▸ TASK BRIEF: Tally up the lines below that include the word "area". Answer with the number alone.

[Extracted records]
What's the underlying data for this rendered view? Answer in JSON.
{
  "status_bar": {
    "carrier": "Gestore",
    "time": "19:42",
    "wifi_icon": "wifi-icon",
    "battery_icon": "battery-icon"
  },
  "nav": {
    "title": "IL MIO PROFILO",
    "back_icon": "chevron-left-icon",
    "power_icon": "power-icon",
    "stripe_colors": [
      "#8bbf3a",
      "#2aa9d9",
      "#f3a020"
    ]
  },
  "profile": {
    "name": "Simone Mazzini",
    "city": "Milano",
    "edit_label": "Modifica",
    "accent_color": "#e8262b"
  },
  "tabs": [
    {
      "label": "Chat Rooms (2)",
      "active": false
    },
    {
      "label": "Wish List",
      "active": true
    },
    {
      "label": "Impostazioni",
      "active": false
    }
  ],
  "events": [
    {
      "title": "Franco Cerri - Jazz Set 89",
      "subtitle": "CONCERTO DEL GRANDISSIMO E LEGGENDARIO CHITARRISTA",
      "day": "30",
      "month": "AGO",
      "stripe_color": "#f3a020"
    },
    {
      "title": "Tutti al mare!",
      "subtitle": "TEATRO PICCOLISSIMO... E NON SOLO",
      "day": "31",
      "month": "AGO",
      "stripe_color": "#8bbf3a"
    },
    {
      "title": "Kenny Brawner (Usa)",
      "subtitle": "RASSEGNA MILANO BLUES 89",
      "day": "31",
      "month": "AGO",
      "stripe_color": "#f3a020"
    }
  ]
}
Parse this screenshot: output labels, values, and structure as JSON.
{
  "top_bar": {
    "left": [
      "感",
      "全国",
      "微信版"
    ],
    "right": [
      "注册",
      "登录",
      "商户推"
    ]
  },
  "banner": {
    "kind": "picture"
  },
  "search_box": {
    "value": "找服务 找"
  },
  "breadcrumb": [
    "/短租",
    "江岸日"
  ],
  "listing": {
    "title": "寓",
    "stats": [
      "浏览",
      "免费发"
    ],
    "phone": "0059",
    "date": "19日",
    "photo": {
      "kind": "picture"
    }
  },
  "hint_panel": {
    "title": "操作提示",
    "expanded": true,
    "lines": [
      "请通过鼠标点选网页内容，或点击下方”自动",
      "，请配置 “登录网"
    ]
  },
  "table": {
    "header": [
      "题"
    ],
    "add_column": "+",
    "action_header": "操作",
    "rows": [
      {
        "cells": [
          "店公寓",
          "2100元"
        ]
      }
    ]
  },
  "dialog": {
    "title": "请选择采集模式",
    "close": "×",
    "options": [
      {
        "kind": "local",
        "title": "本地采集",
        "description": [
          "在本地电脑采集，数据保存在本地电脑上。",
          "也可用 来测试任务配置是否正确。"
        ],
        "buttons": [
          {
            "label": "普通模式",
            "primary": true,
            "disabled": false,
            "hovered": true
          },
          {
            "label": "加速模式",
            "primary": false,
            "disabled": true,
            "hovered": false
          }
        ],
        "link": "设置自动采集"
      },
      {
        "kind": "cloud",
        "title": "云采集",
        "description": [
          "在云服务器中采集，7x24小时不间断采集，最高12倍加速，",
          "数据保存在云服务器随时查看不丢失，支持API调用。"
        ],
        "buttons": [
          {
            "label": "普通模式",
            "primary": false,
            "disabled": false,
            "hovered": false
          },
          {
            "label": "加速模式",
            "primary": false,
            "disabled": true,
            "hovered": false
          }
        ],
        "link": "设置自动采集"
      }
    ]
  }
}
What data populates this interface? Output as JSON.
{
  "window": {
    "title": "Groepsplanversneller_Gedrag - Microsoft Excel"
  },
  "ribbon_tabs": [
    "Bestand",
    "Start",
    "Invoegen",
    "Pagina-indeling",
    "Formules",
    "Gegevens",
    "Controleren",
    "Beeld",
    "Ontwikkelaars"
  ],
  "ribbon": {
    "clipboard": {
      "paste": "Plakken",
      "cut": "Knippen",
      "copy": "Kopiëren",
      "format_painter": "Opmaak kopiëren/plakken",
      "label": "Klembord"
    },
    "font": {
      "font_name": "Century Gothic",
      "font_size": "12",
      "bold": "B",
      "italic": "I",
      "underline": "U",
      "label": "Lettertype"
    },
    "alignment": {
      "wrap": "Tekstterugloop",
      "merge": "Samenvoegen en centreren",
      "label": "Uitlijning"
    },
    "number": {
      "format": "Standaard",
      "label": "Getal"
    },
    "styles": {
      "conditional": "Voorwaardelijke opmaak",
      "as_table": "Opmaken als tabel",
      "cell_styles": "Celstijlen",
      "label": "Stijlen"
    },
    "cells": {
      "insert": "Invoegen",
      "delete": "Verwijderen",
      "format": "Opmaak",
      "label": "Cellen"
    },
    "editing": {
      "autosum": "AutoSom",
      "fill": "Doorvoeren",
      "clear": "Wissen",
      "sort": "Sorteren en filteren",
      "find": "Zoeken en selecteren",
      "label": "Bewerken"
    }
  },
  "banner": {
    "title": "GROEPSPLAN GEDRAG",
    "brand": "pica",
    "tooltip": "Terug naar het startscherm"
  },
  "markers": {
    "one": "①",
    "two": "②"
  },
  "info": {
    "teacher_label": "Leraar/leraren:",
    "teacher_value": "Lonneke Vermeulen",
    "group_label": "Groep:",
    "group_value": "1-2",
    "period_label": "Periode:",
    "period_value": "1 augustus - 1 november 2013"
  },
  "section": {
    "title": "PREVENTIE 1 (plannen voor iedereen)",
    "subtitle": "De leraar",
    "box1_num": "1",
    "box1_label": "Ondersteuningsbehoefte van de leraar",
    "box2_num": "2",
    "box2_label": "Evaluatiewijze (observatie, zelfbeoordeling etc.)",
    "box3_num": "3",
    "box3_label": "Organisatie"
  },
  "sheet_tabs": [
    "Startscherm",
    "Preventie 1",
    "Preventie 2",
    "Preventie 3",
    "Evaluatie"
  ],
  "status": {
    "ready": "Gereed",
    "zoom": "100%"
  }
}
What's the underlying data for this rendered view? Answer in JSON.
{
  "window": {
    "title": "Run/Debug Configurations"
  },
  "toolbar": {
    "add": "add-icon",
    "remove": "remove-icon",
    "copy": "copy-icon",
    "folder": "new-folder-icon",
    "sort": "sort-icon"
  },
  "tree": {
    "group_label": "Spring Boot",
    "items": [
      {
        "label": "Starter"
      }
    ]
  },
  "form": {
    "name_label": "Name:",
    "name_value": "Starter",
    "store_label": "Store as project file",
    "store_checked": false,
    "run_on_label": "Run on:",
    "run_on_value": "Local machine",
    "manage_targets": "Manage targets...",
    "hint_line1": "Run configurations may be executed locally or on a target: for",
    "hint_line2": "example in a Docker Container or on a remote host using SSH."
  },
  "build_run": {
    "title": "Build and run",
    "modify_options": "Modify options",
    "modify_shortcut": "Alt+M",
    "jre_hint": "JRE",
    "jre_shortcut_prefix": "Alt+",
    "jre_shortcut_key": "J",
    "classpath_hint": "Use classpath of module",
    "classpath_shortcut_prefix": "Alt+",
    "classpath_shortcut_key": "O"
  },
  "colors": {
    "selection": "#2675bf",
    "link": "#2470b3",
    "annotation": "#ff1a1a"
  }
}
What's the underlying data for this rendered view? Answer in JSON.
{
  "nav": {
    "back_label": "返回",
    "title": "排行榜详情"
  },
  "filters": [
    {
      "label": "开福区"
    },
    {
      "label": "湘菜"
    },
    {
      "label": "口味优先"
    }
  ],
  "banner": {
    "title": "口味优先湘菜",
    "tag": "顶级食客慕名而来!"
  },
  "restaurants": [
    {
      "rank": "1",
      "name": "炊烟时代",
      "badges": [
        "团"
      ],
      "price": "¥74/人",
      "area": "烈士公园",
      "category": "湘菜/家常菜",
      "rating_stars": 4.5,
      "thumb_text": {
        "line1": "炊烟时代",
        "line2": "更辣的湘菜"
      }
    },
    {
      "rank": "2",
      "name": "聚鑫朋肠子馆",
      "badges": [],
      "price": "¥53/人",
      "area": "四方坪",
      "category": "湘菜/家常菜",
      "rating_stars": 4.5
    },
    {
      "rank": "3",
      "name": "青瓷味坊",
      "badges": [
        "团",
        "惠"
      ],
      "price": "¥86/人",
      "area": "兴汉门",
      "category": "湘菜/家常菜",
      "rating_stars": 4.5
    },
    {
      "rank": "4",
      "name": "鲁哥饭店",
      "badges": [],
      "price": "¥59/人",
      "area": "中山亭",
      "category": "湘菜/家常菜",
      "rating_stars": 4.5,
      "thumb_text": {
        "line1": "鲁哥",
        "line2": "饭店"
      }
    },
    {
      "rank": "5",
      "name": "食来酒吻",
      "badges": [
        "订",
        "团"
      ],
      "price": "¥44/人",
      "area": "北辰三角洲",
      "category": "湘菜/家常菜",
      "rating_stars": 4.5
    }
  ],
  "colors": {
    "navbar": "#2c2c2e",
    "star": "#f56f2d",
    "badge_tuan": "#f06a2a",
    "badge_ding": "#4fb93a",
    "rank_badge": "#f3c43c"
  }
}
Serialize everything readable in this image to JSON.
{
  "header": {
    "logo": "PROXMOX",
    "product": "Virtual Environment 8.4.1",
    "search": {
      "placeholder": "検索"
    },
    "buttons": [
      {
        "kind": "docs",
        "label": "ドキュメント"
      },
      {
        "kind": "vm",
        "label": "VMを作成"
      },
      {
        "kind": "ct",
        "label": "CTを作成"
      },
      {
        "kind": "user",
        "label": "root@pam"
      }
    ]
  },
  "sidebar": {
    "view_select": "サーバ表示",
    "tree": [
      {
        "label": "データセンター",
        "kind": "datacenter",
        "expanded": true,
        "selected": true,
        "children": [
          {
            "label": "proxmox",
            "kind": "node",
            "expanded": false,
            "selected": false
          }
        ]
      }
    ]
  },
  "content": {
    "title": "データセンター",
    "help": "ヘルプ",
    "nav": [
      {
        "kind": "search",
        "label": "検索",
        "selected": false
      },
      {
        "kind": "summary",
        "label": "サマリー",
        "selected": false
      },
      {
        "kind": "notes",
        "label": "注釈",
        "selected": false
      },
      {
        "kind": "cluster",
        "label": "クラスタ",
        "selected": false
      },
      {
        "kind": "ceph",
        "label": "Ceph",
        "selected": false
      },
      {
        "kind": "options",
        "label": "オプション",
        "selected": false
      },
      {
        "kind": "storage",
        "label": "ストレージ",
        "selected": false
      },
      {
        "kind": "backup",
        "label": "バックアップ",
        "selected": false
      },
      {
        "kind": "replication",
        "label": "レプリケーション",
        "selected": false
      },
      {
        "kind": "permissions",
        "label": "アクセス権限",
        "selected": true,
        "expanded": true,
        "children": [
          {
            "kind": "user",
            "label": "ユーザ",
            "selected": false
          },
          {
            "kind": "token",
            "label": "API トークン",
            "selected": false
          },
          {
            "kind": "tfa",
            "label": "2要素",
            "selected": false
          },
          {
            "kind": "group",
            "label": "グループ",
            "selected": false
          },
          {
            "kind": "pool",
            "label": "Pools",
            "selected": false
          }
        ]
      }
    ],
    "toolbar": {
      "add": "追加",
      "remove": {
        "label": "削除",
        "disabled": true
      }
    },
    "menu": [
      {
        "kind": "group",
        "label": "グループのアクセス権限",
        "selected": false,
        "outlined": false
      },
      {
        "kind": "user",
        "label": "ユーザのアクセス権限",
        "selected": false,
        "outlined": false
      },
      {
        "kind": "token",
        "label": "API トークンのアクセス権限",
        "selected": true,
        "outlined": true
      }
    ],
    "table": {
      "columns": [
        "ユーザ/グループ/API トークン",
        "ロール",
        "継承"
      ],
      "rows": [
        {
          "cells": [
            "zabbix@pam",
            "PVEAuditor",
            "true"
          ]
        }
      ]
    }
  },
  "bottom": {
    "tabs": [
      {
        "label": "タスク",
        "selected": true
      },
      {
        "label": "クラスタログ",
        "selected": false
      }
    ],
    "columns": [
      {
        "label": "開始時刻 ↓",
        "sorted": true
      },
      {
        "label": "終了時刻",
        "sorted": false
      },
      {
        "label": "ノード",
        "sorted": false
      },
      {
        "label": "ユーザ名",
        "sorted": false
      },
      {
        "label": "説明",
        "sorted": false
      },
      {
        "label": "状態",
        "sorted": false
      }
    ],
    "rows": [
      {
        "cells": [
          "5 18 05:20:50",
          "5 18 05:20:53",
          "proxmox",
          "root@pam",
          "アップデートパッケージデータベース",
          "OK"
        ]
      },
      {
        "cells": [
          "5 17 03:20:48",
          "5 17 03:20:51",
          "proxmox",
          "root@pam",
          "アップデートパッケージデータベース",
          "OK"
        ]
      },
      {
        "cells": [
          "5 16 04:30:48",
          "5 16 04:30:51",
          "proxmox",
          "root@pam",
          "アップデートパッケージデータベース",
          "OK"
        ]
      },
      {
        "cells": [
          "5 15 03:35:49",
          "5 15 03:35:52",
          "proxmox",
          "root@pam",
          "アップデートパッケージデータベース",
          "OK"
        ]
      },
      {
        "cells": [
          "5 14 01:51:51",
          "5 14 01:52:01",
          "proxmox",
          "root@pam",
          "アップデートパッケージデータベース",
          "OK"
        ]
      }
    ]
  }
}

▸ SOLUTION TO THE EXERCISE: 5